(Items from a dataset)
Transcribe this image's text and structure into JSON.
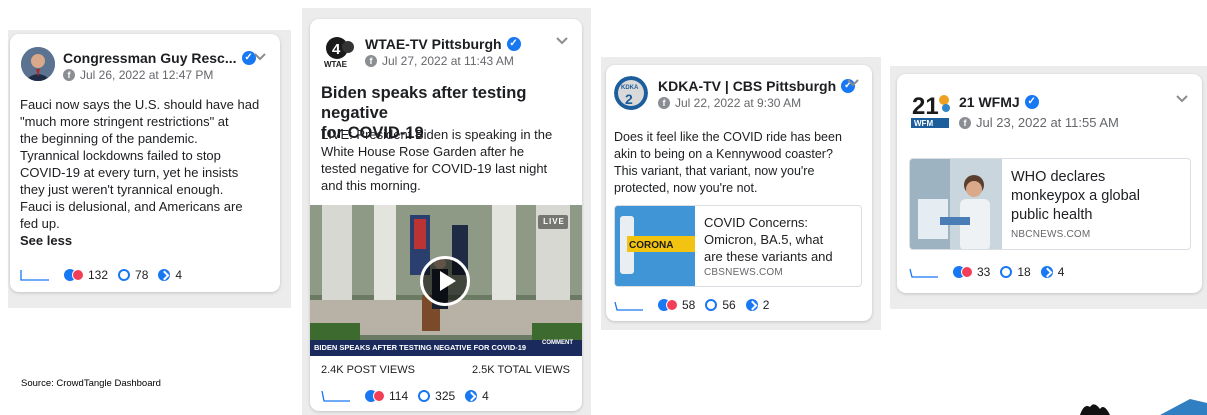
{
  "source_note": "Source: CrowdTangle Dashboard",
  "cards": [
    {
      "page": "Congressman Guy Resc...",
      "date": "Jul 26, 2022 at 12:47 PM",
      "text_lines": [
        "Fauci now says the U.S. should have had",
        "\"much more stringent restrictions\" at",
        "the beginning of the pandemic.",
        "Tyrannical lockdowns failed to stop",
        "COVID-19 at every turn, yet he insists",
        "they just weren't tyrannical enough.",
        "Fauci is delusional, and Americans are",
        "fed up."
      ],
      "see_less": "See less",
      "reactions": "132",
      "comments": "78",
      "shares": "4"
    },
    {
      "page": "WTAE-TV Pittsburgh",
      "date": "Jul 27, 2022 at 11:43 AM",
      "logo_text": "WTAE",
      "logo_number": "4",
      "headline_lines": [
        "Biden speaks after testing negative",
        "for COVID-19"
      ],
      "text_lines": [
        "LIVE: President Biden is speaking in the",
        "White House Rose Garden after he",
        "tested negative for COVID-19 last night",
        "and this morning."
      ],
      "live_badge": "LIVE",
      "video_caption": "BIDEN SPEAKS AFTER TESTING NEGATIVE FOR COVID-19",
      "video_comment": "COMMENT",
      "post_views": "2.4K POST VIEWS",
      "total_views": "2.5K TOTAL VIEWS",
      "reactions": "114",
      "comments": "325",
      "shares": "4"
    },
    {
      "page": "KDKA-TV | CBS Pittsburgh",
      "date": "Jul 22, 2022 at 9:30 AM",
      "logo_text": "KDKA",
      "logo_number": "2",
      "text_lines": [
        "Does it feel like the COVID ride has been",
        "akin to being on a Kennywood coaster?",
        "This variant, that variant, now you're",
        "protected, now you're not."
      ],
      "link_title_lines": [
        "COVID Concerns:",
        "Omicron, BA.5, what",
        "are these variants and"
      ],
      "link_source": "CBSNEWS.COM",
      "thumb_text": "CORONA",
      "reactions": "58",
      "comments": "56",
      "shares": "2"
    },
    {
      "page": "21 WFMJ",
      "date": "Jul 23, 2022 at 11:55 AM",
      "logo_number": "21",
      "logo_text": "WFM",
      "link_title_lines": [
        "WHO declares",
        "monkeypox a global",
        "public health"
      ],
      "link_source": "NBCNEWS.COM",
      "reactions": "33",
      "comments": "18",
      "shares": "4"
    }
  ],
  "colors": {
    "accent": "#1877f2",
    "love": "#f33e58",
    "panel_bg": "#ececec",
    "secondary_text": "#65676b",
    "video_caption_bg": "#1b2a5c"
  }
}
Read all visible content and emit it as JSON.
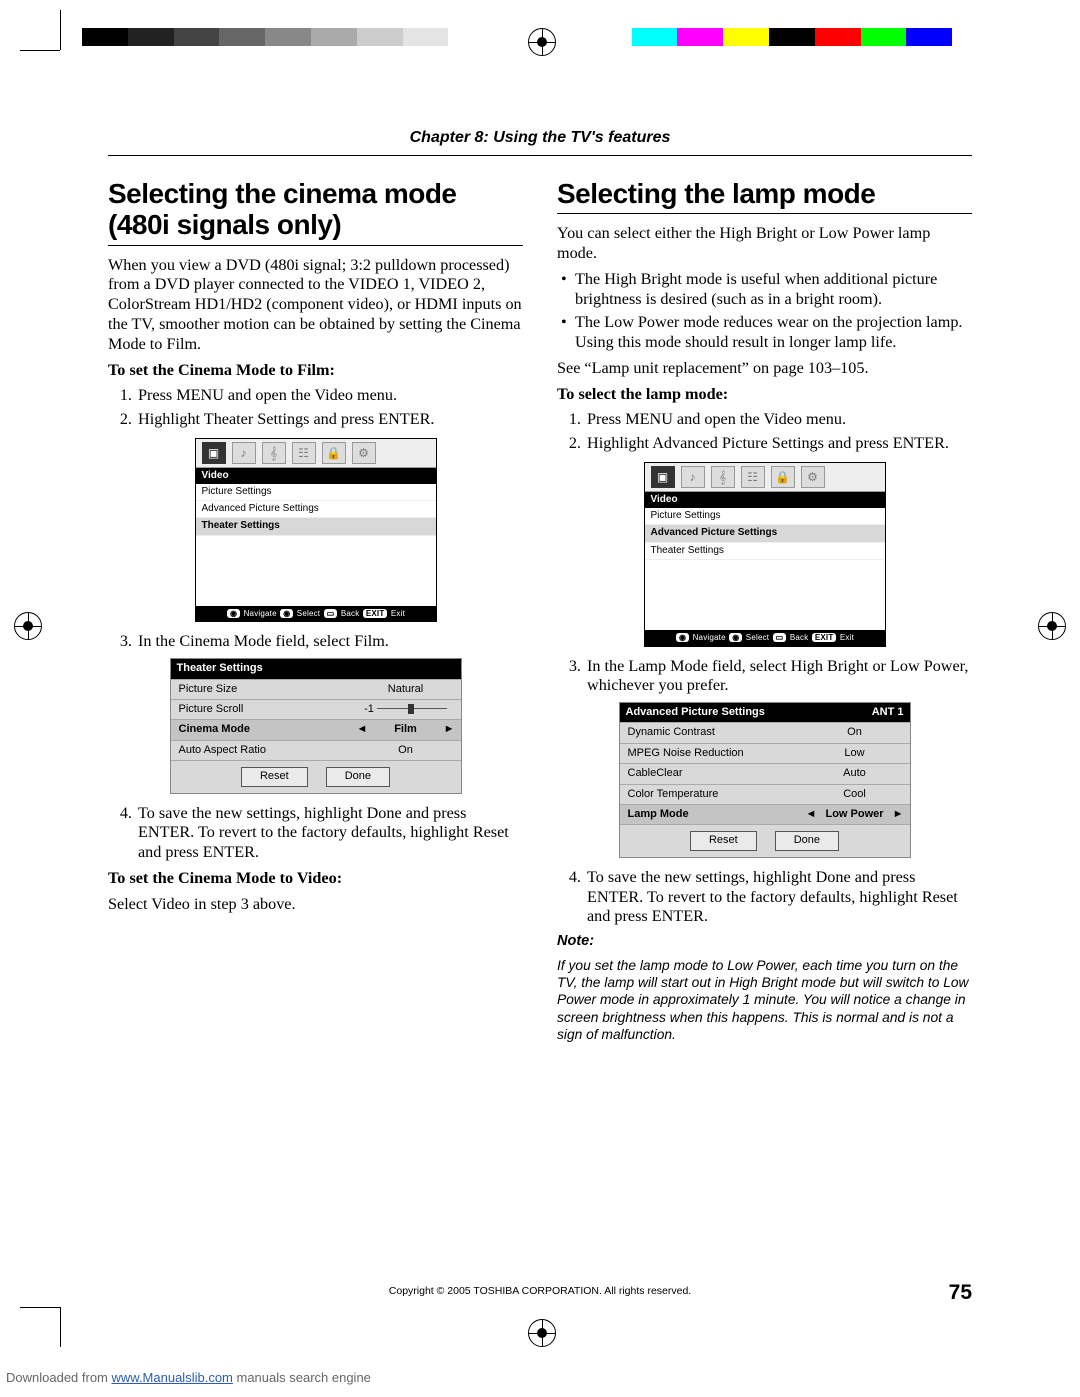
{
  "chapter": "Chapter 8: Using the TV's features",
  "left": {
    "heading": "Selecting the cinema mode (480i signals only)",
    "intro": "When you view a DVD (480i signal; 3:2 pulldown processed) from a DVD player connected to the VIDEO 1, VIDEO 2, ColorStream HD1/HD2 (component video), or HDMI inputs on the TV, smoother motion can be obtained by setting the Cinema Mode to Film.",
    "sub1": "To set the Cinema Mode to Film:",
    "step1": "Press MENU and open the Video menu.",
    "step2": "Highlight Theater Settings and press ENTER.",
    "osd1": {
      "section": "Video",
      "items": [
        "Picture Settings",
        "Advanced Picture Settings",
        "Theater Settings"
      ],
      "highlight_index": 2,
      "nav": "Navigate   Select   Back   Exit"
    },
    "step3": "In the Cinema Mode field, select Film.",
    "table1": {
      "title": "Theater Settings",
      "rows": [
        {
          "k": "Picture Size",
          "v": "Natural"
        },
        {
          "k": "Picture Scroll",
          "v": "-1",
          "slider": true
        },
        {
          "k": "Cinema Mode",
          "v": "Film",
          "hl": true,
          "arrows": true
        },
        {
          "k": "Auto Aspect Ratio",
          "v": "On"
        }
      ],
      "btn_reset": "Reset",
      "btn_done": "Done"
    },
    "step4": "To save the new settings, highlight Done and press ENTER. To revert to the factory defaults, highlight Reset and press ENTER.",
    "sub2": "To set the Cinema Mode to Video:",
    "p2": "Select Video in step 3 above."
  },
  "right": {
    "heading": "Selecting the lamp mode",
    "intro": "You can select either the High Bright or Low Power lamp mode.",
    "bullet1": "The High Bright mode is useful when additional picture brightness is desired (such as in a bright room).",
    "bullet2": "The Low Power mode reduces wear on the projection lamp. Using this mode should result in longer lamp life.",
    "see": "See “Lamp unit replacement” on page 103–105.",
    "sub1": "To select the lamp mode:",
    "step1": "Press MENU and open the Video menu.",
    "step2": "Highlight Advanced Picture Settings and press ENTER.",
    "osd2": {
      "section": "Video",
      "items": [
        "Picture Settings",
        "Advanced Picture Settings",
        "Theater Settings"
      ],
      "highlight_index": 1,
      "nav": "Navigate   Select   Back   Exit"
    },
    "step3": "In the Lamp Mode field, select High Bright or Low Power, whichever you prefer.",
    "table2": {
      "title": "Advanced Picture Settings",
      "title_right": "ANT 1",
      "rows": [
        {
          "k": "Dynamic Contrast",
          "v": "On"
        },
        {
          "k": "MPEG Noise Reduction",
          "v": "Low"
        },
        {
          "k": "CableClear",
          "v": "Auto"
        },
        {
          "k": "Color Temperature",
          "v": "Cool"
        },
        {
          "k": "Lamp Mode",
          "v": "Low Power",
          "hl": true,
          "arrows": true
        }
      ],
      "btn_reset": "Reset",
      "btn_done": "Done"
    },
    "step4": "To save the new settings, highlight Done and press ENTER. To revert to the factory defaults, highlight Reset and press ENTER.",
    "note_label": "Note:",
    "note_body": "If you set the lamp mode to Low Power, each time you turn on the TV, the lamp will start out in High Bright mode but will switch to Low Power mode in approximately 1 minute. You will notice a change in screen brightness when this happens. This is normal and is not a sign of malfunction."
  },
  "copyright": "Copyright © 2005 TOSHIBA CORPORATION. All rights reserved.",
  "page_number": "75",
  "footer": {
    "prefix": "Downloaded from ",
    "link": "www.Manualslib.com",
    "suffix": "  manuals search engine"
  },
  "colorbar": [
    "#000",
    "#222",
    "#444",
    "#666",
    "#888",
    "#aaa",
    "#ccc",
    "#e4e4e4",
    "#fff",
    "#fff",
    "#fff",
    "#fff",
    "#0ff",
    "#f0f",
    "#ff0",
    "#000",
    "#f00",
    "#0f0",
    "#00f",
    "#fff"
  ]
}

### [Goal of the exercise]
Every line should be retyped exactly, with the pictures omitted.

### [Exercise answer]
Transcribe this image's text and structure into JSON.
{
  "source_note": "Source: CrowdTangle Dashboard",
  "cards": [
    {
      "page": "Congressman Guy Resc...",
      "date": "Jul 26, 2022 at 12:47 PM",
      "text_lines": [
        "Fauci now says the U.S. should have had",
        "\"much more stringent restrictions\" at",
        "the beginning of the pandemic.",
        "Tyrannical lockdowns failed to stop",
        "COVID-19 at every turn, yet he insists",
        "they just weren't tyrannical enough.",
        "Fauci is delusional, and Americans are",
        "fed up."
      ],
      "see_less": "See less",
      "reactions": "132",
      "comments": "78",
      "shares": "4"
    },
    {
      "page": "WTAE-TV Pittsburgh",
      "date": "Jul 27, 2022 at 11:43 AM",
      "logo_text": "WTAE",
      "logo_number": "4",
      "headline_lines": [
        "Biden speaks after testing negative",
        "for COVID-19"
      ],
      "text_lines": [
        "LIVE: President Biden is speaking in the",
        "White House Rose Garden after he",
        "tested negative for COVID-19 last night",
        "and this morning."
      ],
      "live_badge": "LIVE",
      "video_caption": "BIDEN SPEAKS AFTER TESTING NEGATIVE FOR COVID-19",
      "video_comment": "COMMENT",
      "post_views": "2.4K POST VIEWS",
      "total_views": "2.5K TOTAL VIEWS",
      "reactions": "114",
      "comments": "325",
      "shares": "4"
    },
    {
      "page": "KDKA-TV | CBS Pittsburgh",
      "date": "Jul 22, 2022 at 9:30 AM",
      "logo_text": "KDKA",
      "logo_number": "2",
      "text_lines": [
        "Does it feel like the COVID ride has been",
        "akin to being on a Kennywood coaster?",
        "This variant, that variant, now you're",
        "protected, now you're not."
      ],
      "link_title_lines": [
        "COVID Concerns:",
        "Omicron, BA.5, what",
        "are these variants and"
      ],
      "link_source": "CBSNEWS.COM",
      "thumb_text": "CORONA",
      "reactions": "58",
      "comments": "56",
      "shares": "2"
    },
    {
      "page": "21 WFMJ",
      "date": "Jul 23, 2022 at 11:55 AM",
      "logo_number": "21",
      "logo_text": "WFM",
      "link_title_lines": [
        "WHO declares",
        "monkeypox a global",
        "public health"
      ],
      "link_source": "NBCNEWS.COM",
      "reactions": "33",
      "comments": "18",
      "shares": "4"
    }
  ],
  "colors": {
    "accent": "#1877f2",
    "love": "#f33e58",
    "panel_bg": "#ececec",
    "secondary_text": "#65676b",
    "video_caption_bg": "#1b2a5c"
  }
}
Read all visible content and emit it as JSON.
{
  "chapter": "Chapter 8: Using the TV's features",
  "left": {
    "heading": "Selecting the cinema mode (480i signals only)",
    "intro": "When you view a DVD (480i signal; 3:2 pulldown processed) from a DVD player connected to the VIDEO 1, VIDEO 2, ColorStream HD1/HD2 (component video), or HDMI inputs on the TV, smoother motion can be obtained by setting the Cinema Mode to Film.",
    "sub1": "To set the Cinema Mode to Film:",
    "step1": "Press MENU and open the Video menu.",
    "step2": "Highlight Theater Settings and press ENTER.",
    "osd1": {
      "section": "Video",
      "items": [
        "Picture Settings",
        "Advanced Picture Settings",
        "Theater Settings"
      ],
      "highlight_index": 2,
      "nav": "Navigate   Select   Back   Exit"
    },
    "step3": "In the Cinema Mode field, select Film.",
    "table1": {
      "title": "Theater Settings",
      "rows": [
        {
          "k": "Picture Size",
          "v": "Natural"
        },
        {
          "k": "Picture Scroll",
          "v": "-1",
          "slider": true
        },
        {
          "k": "Cinema Mode",
          "v": "Film",
          "hl": true,
          "arrows": true
        },
        {
          "k": "Auto Aspect Ratio",
          "v": "On"
        }
      ],
      "btn_reset": "Reset",
      "btn_done": "Done"
    },
    "step4": "To save the new settings, highlight Done and press ENTER. To revert to the factory defaults, highlight Reset and press ENTER.",
    "sub2": "To set the Cinema Mode to Video:",
    "p2": "Select Video in step 3 above."
  },
  "right": {
    "heading": "Selecting the lamp mode",
    "intro": "You can select either the High Bright or Low Power lamp mode.",
    "bullet1": "The High Bright mode is useful when additional picture brightness is desired (such as in a bright room).",
    "bullet2": "The Low Power mode reduces wear on the projection lamp. Using this mode should result in longer lamp life.",
    "see": "See “Lamp unit replacement” on page 103–105.",
    "sub1": "To select the lamp mode:",
    "step1": "Press MENU and open the Video menu.",
    "step2": "Highlight Advanced Picture Settings and press ENTER.",
    "osd2": {
      "section": "Video",
      "items": [
        "Picture Settings",
        "Advanced Picture Settings",
        "Theater Settings"
      ],
      "highlight_index": 1,
      "nav": "Navigate   Select   Back   Exit"
    },
    "step3": "In the Lamp Mode field, select High Bright or Low Power, whichever you prefer.",
    "table2": {
      "title": "Advanced Picture Settings",
      "title_right": "ANT 1",
      "rows": [
        {
          "k": "Dynamic Contrast",
          "v": "On"
        },
        {
          "k": "MPEG Noise Reduction",
          "v": "Low"
        },
        {
          "k": "CableClear",
          "v": "Auto"
        },
        {
          "k": "Color Temperature",
          "v": "Cool"
        },
        {
          "k": "Lamp Mode",
          "v": "Low Power",
          "hl": true,
          "arrows": true
        }
      ],
      "btn_reset": "Reset",
      "btn_done": "Done"
    },
    "step4": "To save the new settings, highlight Done and press ENTER. To revert to the factory defaults, highlight Reset and press ENTER.",
    "note_label": "Note:",
    "note_body": "If you set the lamp mode to Low Power, each time you turn on the TV, the lamp will start out in High Bright mode but will switch to Low Power mode in approximately 1 minute. You will notice a change in screen brightness when this happens. This is normal and is not a sign of malfunction."
  },
  "copyright": "Copyright © 2005 TOSHIBA CORPORATION. All rights reserved.",
  "page_number": "75",
  "footer": {
    "prefix": "Downloaded from ",
    "link": "www.Manualslib.com",
    "suffix": "  manuals search engine"
  },
  "colorbar": [
    "#000",
    "#222",
    "#444",
    "#666",
    "#888",
    "#aaa",
    "#ccc",
    "#e4e4e4",
    "#fff",
    "#fff",
    "#fff",
    "#fff",
    "#0ff",
    "#f0f",
    "#ff0",
    "#000",
    "#f00",
    "#0f0",
    "#00f",
    "#fff"
  ]
}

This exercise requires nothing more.